┌──

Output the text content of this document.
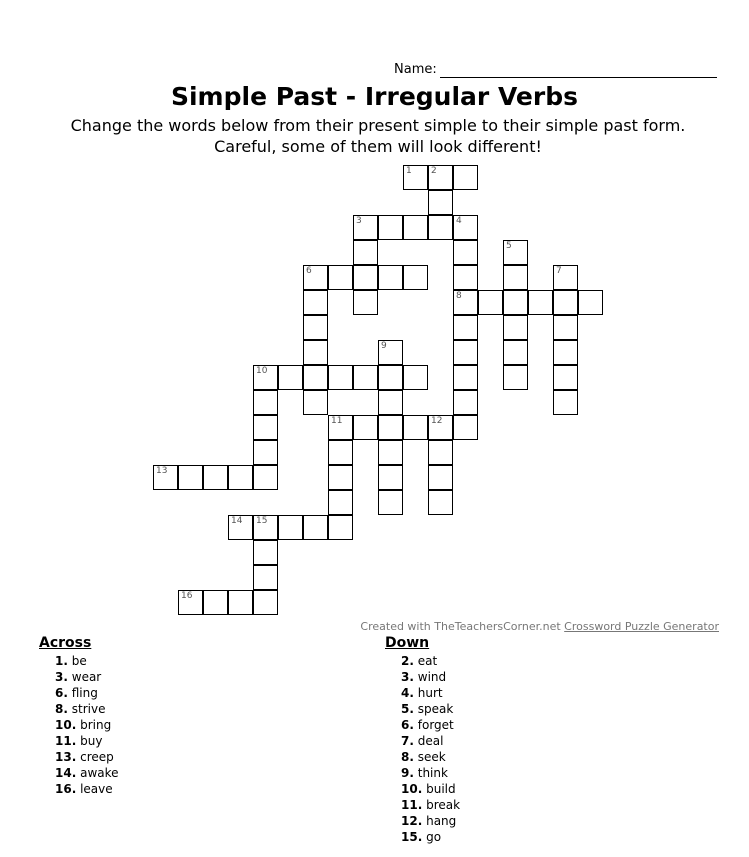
Name:
Simple Past - Irregular Verbs
Change the words below from their present simple to their simple past form.
Careful, some of them will look different!
1 2
3	4
8
5
6	7
9
10
11	12
13
14 15
16
Created with TheTeachersCorner.net Crossword Puzzle Generator
Across
1. be
3. wear
6. fling
8. strive
10. bring
11. buy
13. creep
14. awake
16. leave
Down
2. eat
3. wind
4. hurt
5. speak
6. forget
7. deal
8. seek
9. think
10. build
11. break
12. hang
15. go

└──

Your instructions
Copy the listing word for word, excluding its pictures.

Result of this exercise
Output the text content of this document.
Name:
Simple Past - Irregular Verbs
Change the words below from their present simple to their simple past form.
Careful, some of them will look different!
1 2
3	4
8
5
6	7
9
10
11	12
13
14 15
16
Created with TheTeachersCorner.net Crossword Puzzle Generator
Across
1. be
3. wear
6. fling
8. strive
10. bring
11. buy
13. creep
14. awake
16. leave
Down
2. eat
3. wind
4. hurt
5. speak
6. forget
7. deal
8. seek
9. think
10. build
11. break
12. hang
15. go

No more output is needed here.